Task to complete -> Set the listing down again in full, word for word, with the pictures left out.

Extracted data ->
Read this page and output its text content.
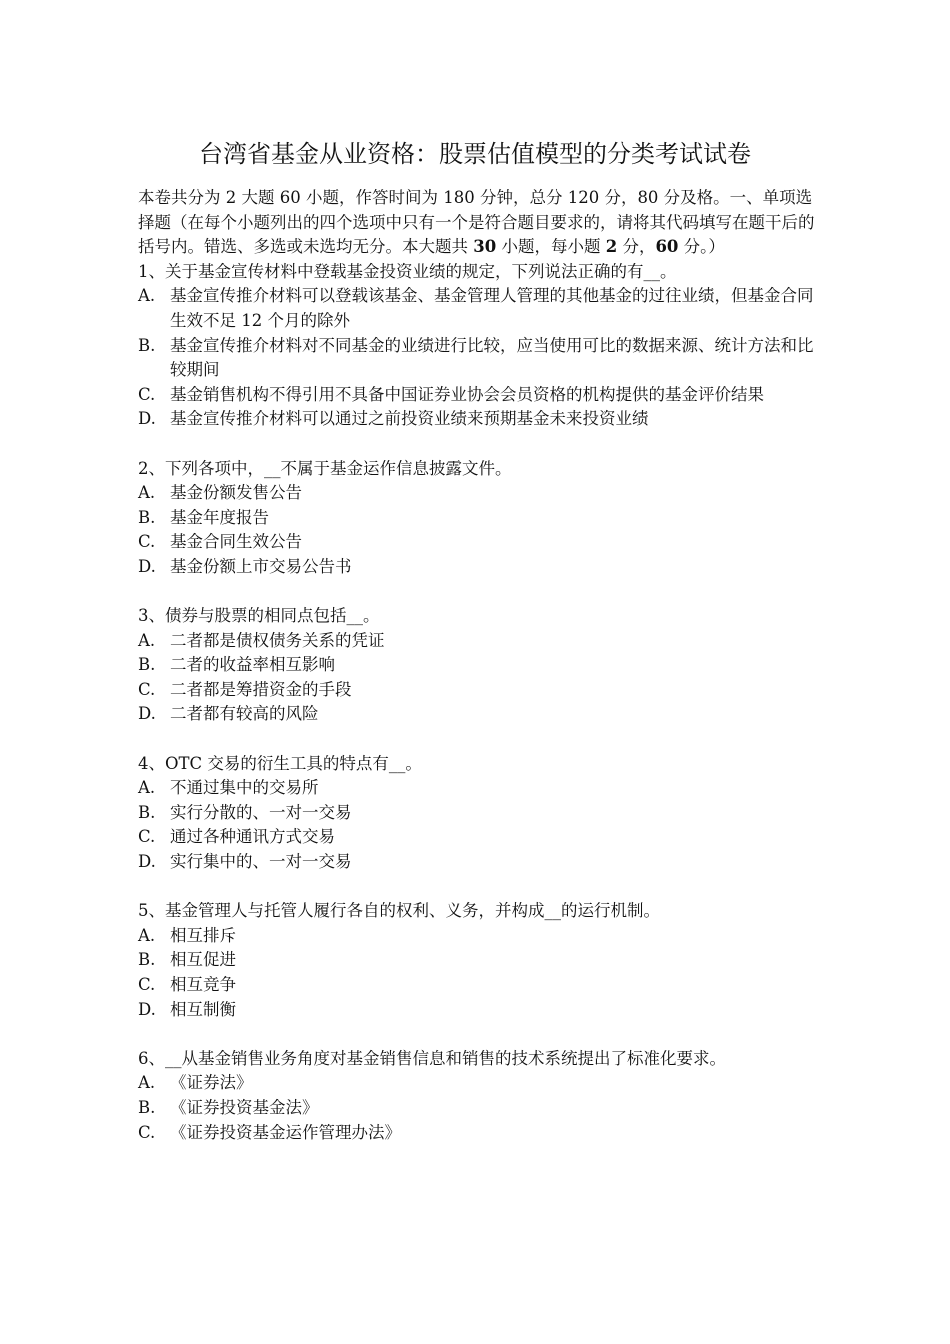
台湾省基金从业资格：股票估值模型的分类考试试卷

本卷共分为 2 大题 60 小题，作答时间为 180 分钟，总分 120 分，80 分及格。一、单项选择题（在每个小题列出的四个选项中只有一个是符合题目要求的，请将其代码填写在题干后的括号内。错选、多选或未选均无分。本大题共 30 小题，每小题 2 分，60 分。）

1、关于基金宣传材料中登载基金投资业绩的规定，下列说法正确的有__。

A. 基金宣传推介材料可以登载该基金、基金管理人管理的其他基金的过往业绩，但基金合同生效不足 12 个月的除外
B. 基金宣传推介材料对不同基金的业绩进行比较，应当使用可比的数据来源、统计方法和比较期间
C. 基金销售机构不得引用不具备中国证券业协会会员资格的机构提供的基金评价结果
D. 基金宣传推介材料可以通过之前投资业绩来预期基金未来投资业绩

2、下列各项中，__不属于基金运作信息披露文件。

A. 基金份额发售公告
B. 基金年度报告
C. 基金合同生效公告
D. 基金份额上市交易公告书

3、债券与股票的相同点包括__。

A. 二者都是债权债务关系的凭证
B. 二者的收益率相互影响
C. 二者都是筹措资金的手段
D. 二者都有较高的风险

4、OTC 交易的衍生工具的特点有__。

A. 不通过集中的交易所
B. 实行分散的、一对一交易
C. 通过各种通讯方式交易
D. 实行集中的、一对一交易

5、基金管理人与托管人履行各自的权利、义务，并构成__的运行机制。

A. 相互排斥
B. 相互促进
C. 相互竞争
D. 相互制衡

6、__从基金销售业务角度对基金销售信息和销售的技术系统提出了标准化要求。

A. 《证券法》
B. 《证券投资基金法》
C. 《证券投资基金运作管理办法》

Solution ->
Read this page and output its text content.
台湾省基金从业资格：股票估值模型的分类考试试卷

本卷共分为 2 大题 60 小题，作答时间为 180 分钟，总分 120 分，80 分及格。一、单项选择题（在每个小题列出的四个选项中只有一个是符合题目要求的，请将其代码填写在题干后的括号内。错选、多选或未选均无分。本大题共 30 小题，每小题 2 分，60 分。）

1、关于基金宣传材料中登载基金投资业绩的规定，下列说法正确的有__。

A. 基金宣传推介材料可以登载该基金、基金管理人管理的其他基金的过往业绩，但基金合同生效不足 12 个月的除外
B. 基金宣传推介材料对不同基金的业绩进行比较，应当使用可比的数据来源、统计方法和比较期间
C. 基金销售机构不得引用不具备中国证券业协会会员资格的机构提供的基金评价结果
D. 基金宣传推介材料可以通过之前投资业绩来预期基金未来投资业绩

2、下列各项中，__不属于基金运作信息披露文件。

A. 基金份额发售公告
B. 基金年度报告
C. 基金合同生效公告
D. 基金份额上市交易公告书

3、债券与股票的相同点包括__。

A. 二者都是债权债务关系的凭证
B. 二者的收益率相互影响
C. 二者都是筹措资金的手段
D. 二者都有较高的风险

4、OTC 交易的衍生工具的特点有__。

A. 不通过集中的交易所
B. 实行分散的、一对一交易
C. 通过各种通讯方式交易
D. 实行集中的、一对一交易

5、基金管理人与托管人履行各自的权利、义务，并构成__的运行机制。

A. 相互排斥
B. 相互促进
C. 相互竞争
D. 相互制衡

6、__从基金销售业务角度对基金销售信息和销售的技术系统提出了标准化要求。

A. 《证券法》
B. 《证券投资基金法》
C. 《证券投资基金运作管理办法》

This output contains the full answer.